Give every line of the material again, exactly as written.

* * * * * * *

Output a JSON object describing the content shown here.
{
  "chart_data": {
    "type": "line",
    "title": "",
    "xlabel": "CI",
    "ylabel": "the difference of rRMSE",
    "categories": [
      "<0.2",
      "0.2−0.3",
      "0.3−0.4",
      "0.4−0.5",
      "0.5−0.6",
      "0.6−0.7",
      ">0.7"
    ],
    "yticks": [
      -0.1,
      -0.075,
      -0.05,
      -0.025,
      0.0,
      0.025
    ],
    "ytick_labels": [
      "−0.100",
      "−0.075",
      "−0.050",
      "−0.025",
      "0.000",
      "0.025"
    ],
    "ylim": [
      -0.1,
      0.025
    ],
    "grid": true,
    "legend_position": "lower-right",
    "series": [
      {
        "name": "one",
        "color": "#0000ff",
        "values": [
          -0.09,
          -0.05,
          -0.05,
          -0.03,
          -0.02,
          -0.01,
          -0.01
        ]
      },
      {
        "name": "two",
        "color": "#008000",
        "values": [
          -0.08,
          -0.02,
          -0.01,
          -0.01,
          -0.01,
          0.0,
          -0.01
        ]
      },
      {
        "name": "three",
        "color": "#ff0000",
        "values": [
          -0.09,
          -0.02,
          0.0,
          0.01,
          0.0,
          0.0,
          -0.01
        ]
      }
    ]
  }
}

* * * * * * *

Written answer —
Output a JSON object describing the content shown here.
{
  "chart_data": {
    "type": "line",
    "title": "",
    "xlabel": "CI",
    "ylabel": "the difference of rRMSE",
    "categories": [
      "<0.2",
      "0.2−0.3",
      "0.3−0.4",
      "0.4−0.5",
      "0.5−0.6",
      "0.6−0.7",
      ">0.7"
    ],
    "yticks": [
      -0.1,
      -0.075,
      -0.05,
      -0.025,
      0.0,
      0.025
    ],
    "ytick_labels": [
      "−0.100",
      "−0.075",
      "−0.050",
      "−0.025",
      "0.000",
      "0.025"
    ],
    "ylim": [
      -0.1,
      0.025
    ],
    "grid": true,
    "legend_position": "lower-right",
    "series": [
      {
        "name": "one",
        "color": "#0000ff",
        "values": [
          -0.09,
          -0.05,
          -0.05,
          -0.03,
          -0.02,
          -0.01,
          -0.01
        ]
      },
      {
        "name": "two",
        "color": "#008000",
        "values": [
          -0.08,
          -0.02,
          -0.01,
          -0.01,
          -0.01,
          0.0,
          -0.01
        ]
      },
      {
        "name": "three",
        "color": "#ff0000",
        "values": [
          -0.09,
          -0.02,
          0.0,
          0.01,
          0.0,
          0.0,
          -0.01
        ]
      }
    ]
  }
}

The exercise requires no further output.